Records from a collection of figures

··········

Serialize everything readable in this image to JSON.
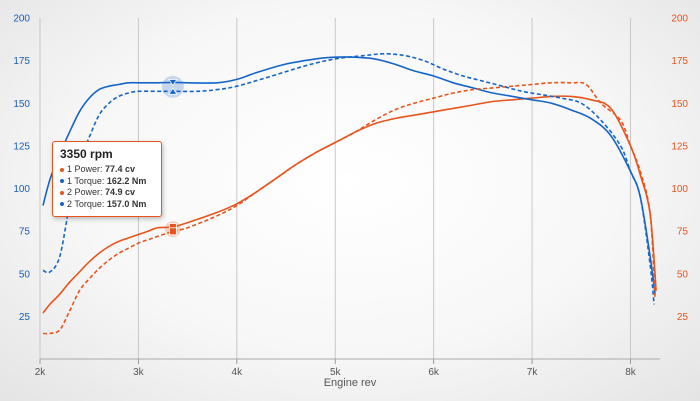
{
  "chart_data": {
    "type": "line",
    "title": "",
    "xlabel": "Engine rev",
    "xlim": [
      2000,
      8300
    ],
    "x_ticks": [
      "2k",
      "3k",
      "4k",
      "5k",
      "6k",
      "7k",
      "8k"
    ],
    "y_left": {
      "range": [
        0,
        200
      ],
      "ticks": [
        "25",
        "50",
        "75",
        "100",
        "125",
        "150",
        "175",
        "200"
      ]
    },
    "y_right": {
      "range": [
        0,
        200
      ],
      "ticks": [
        "25",
        "50",
        "75",
        "100",
        "125",
        "150",
        "175",
        "200"
      ]
    },
    "grid": "vertical",
    "colors": {
      "torque": "#1565c8",
      "power": "#e8541c"
    },
    "series": [
      {
        "name": "1 Power",
        "axis": "right",
        "style": "solid",
        "color": "#e8541c",
        "points": [
          [
            2030,
            27
          ],
          [
            2100,
            32
          ],
          [
            2200,
            38
          ],
          [
            2300,
            45
          ],
          [
            2400,
            51
          ],
          [
            2500,
            57
          ],
          [
            2600,
            62
          ],
          [
            2700,
            66
          ],
          [
            2800,
            69
          ],
          [
            2900,
            71
          ],
          [
            3000,
            73
          ],
          [
            3100,
            75
          ],
          [
            3200,
            77
          ],
          [
            3350,
            77.4
          ],
          [
            3500,
            80
          ],
          [
            3800,
            86
          ],
          [
            4000,
            91
          ],
          [
            4200,
            98
          ],
          [
            4400,
            106
          ],
          [
            4600,
            114
          ],
          [
            4800,
            121
          ],
          [
            5000,
            127
          ],
          [
            5200,
            133
          ],
          [
            5400,
            138
          ],
          [
            5600,
            141
          ],
          [
            5800,
            143
          ],
          [
            6000,
            145
          ],
          [
            6200,
            147
          ],
          [
            6400,
            149
          ],
          [
            6600,
            151
          ],
          [
            6800,
            152
          ],
          [
            7000,
            153
          ],
          [
            7200,
            154
          ],
          [
            7400,
            154
          ],
          [
            7600,
            152
          ],
          [
            7800,
            147
          ],
          [
            8000,
            125
          ],
          [
            8100,
            108
          ],
          [
            8200,
            85
          ],
          [
            8260,
            40
          ]
        ]
      },
      {
        "name": "1 Torque",
        "axis": "left",
        "style": "solid",
        "color": "#1565c8",
        "points": [
          [
            2030,
            90
          ],
          [
            2100,
            105
          ],
          [
            2200,
            120
          ],
          [
            2300,
            133
          ],
          [
            2400,
            145
          ],
          [
            2500,
            153
          ],
          [
            2600,
            158
          ],
          [
            2700,
            160
          ],
          [
            2800,
            161
          ],
          [
            2900,
            162
          ],
          [
            3000,
            162
          ],
          [
            3200,
            162
          ],
          [
            3350,
            162.2
          ],
          [
            3500,
            162
          ],
          [
            3800,
            162
          ],
          [
            4000,
            164
          ],
          [
            4200,
            168
          ],
          [
            4500,
            173
          ],
          [
            4800,
            176
          ],
          [
            5000,
            177
          ],
          [
            5200,
            177
          ],
          [
            5400,
            176
          ],
          [
            5600,
            173
          ],
          [
            5800,
            169
          ],
          [
            6000,
            166
          ],
          [
            6200,
            162
          ],
          [
            6400,
            159
          ],
          [
            6600,
            156
          ],
          [
            6800,
            154
          ],
          [
            7000,
            152
          ],
          [
            7200,
            150
          ],
          [
            7400,
            146
          ],
          [
            7600,
            141
          ],
          [
            7800,
            131
          ],
          [
            8000,
            110
          ],
          [
            8100,
            95
          ],
          [
            8200,
            60
          ],
          [
            8250,
            38
          ]
        ]
      },
      {
        "name": "2 Power",
        "axis": "right",
        "style": "dashed",
        "color": "#e8541c",
        "points": [
          [
            2030,
            15
          ],
          [
            2100,
            15
          ],
          [
            2200,
            17
          ],
          [
            2300,
            28
          ],
          [
            2400,
            40
          ],
          [
            2500,
            47
          ],
          [
            2600,
            53
          ],
          [
            2700,
            58
          ],
          [
            2800,
            62
          ],
          [
            2900,
            65
          ],
          [
            3000,
            68
          ],
          [
            3100,
            70
          ],
          [
            3200,
            72
          ],
          [
            3350,
            74.9
          ],
          [
            3500,
            77
          ],
          [
            3800,
            84
          ],
          [
            4000,
            90
          ],
          [
            4200,
            98
          ],
          [
            4400,
            106
          ],
          [
            4600,
            114
          ],
          [
            4800,
            121
          ],
          [
            5000,
            127
          ],
          [
            5200,
            133
          ],
          [
            5400,
            140
          ],
          [
            5600,
            146
          ],
          [
            5800,
            150
          ],
          [
            6000,
            153
          ],
          [
            6200,
            156
          ],
          [
            6400,
            158
          ],
          [
            6600,
            159
          ],
          [
            6800,
            160
          ],
          [
            7000,
            161
          ],
          [
            7200,
            162
          ],
          [
            7400,
            162
          ],
          [
            7550,
            161
          ],
          [
            7700,
            150
          ],
          [
            7900,
            140
          ],
          [
            8000,
            125
          ],
          [
            8100,
            110
          ],
          [
            8200,
            85
          ],
          [
            8250,
            35
          ]
        ]
      },
      {
        "name": "2 Torque",
        "axis": "left",
        "style": "dashed",
        "color": "#1565c8",
        "points": [
          [
            2030,
            52
          ],
          [
            2100,
            51
          ],
          [
            2200,
            60
          ],
          [
            2300,
            90
          ],
          [
            2400,
            115
          ],
          [
            2500,
            130
          ],
          [
            2600,
            143
          ],
          [
            2700,
            150
          ],
          [
            2800,
            154
          ],
          [
            2900,
            156
          ],
          [
            3000,
            157
          ],
          [
            3200,
            157
          ],
          [
            3350,
            157
          ],
          [
            3600,
            157
          ],
          [
            3800,
            158
          ],
          [
            4000,
            160
          ],
          [
            4300,
            165
          ],
          [
            4700,
            172
          ],
          [
            5000,
            176
          ],
          [
            5300,
            178
          ],
          [
            5500,
            179
          ],
          [
            5700,
            178
          ],
          [
            5900,
            175
          ],
          [
            6100,
            170
          ],
          [
            6300,
            166
          ],
          [
            6500,
            163
          ],
          [
            6700,
            160
          ],
          [
            6900,
            157
          ],
          [
            7100,
            155
          ],
          [
            7300,
            153
          ],
          [
            7500,
            150
          ],
          [
            7700,
            140
          ],
          [
            7900,
            125
          ],
          [
            8000,
            110
          ],
          [
            8100,
            95
          ],
          [
            8200,
            55
          ],
          [
            8240,
            32
          ]
        ]
      }
    ],
    "tooltip": {
      "title": "3350 rpm",
      "x": 3350,
      "rows": [
        {
          "label": "1 Power: ",
          "value": "77.4 cv",
          "color": "#e8541c"
        },
        {
          "label": "1 Torque: ",
          "value": "162.2 Nm",
          "color": "#1565c8"
        },
        {
          "label": "2 Power: ",
          "value": "74.9 cv",
          "color": "#e8541c"
        },
        {
          "label": "2 Torque: ",
          "value": "157.0 Nm",
          "color": "#1565c8"
        }
      ]
    }
  }
}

··········

◆ Short task ◆
In the listing, find every line containing the word "value" and list it.

◆ Complete answer ◆
          "value": "77.4 cv",
          "value": "162.2 Nm",
          "value": "74.9 cv",
          "value": "157.0 Nm",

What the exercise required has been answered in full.